#### [ENTRIES SUPPLIED]
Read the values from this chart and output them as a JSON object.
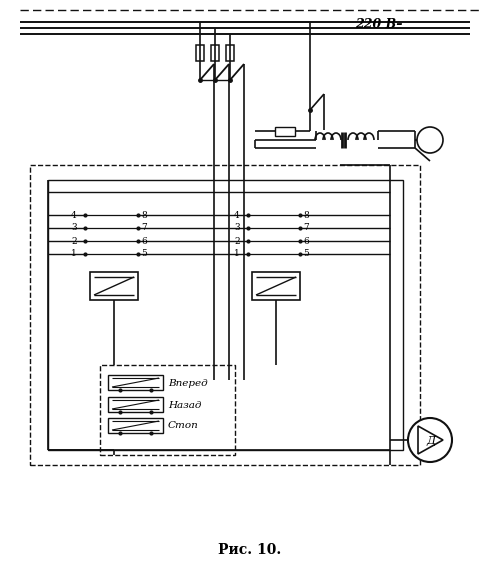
{
  "title": "Рис. 10.",
  "bg_color": "#ffffff",
  "line_color": "#111111",
  "fig_width": 5.0,
  "fig_height": 5.67,
  "dpi": 100,
  "label_220": "220 В–",
  "label_vpered": "Вперед",
  "label_nazad": "Назад",
  "label_stop": "Стоп",
  "label_d": "Д"
}
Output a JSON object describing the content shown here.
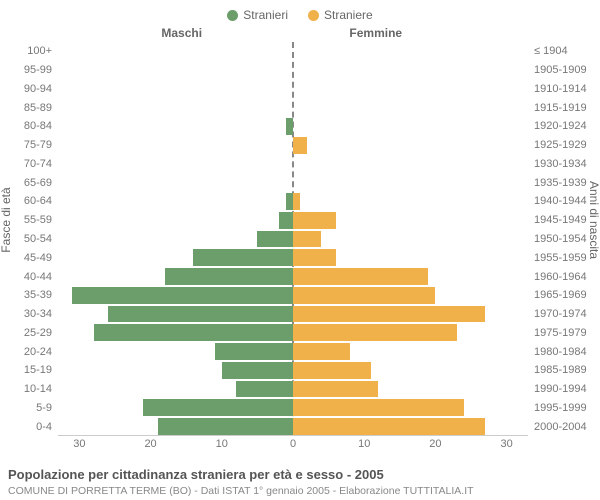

#### [INSTRUCTION]
Can the entries above be repeated exactly, without their pictures?

#### [SOLUTION TO THIS TASK]
Read the values from this chart and output them as a JSON object.
{
  "title": "Рис. 10.",
  "bg_color": "#ffffff",
  "line_color": "#111111",
  "fig_width": 5.0,
  "fig_height": 5.67,
  "dpi": 100,
  "label_220": "220 В–",
  "label_vpered": "Вперед",
  "label_nazad": "Назад",
  "label_stop": "Стоп",
  "label_d": "Д"
}
Output a JSON object describing the content shown here.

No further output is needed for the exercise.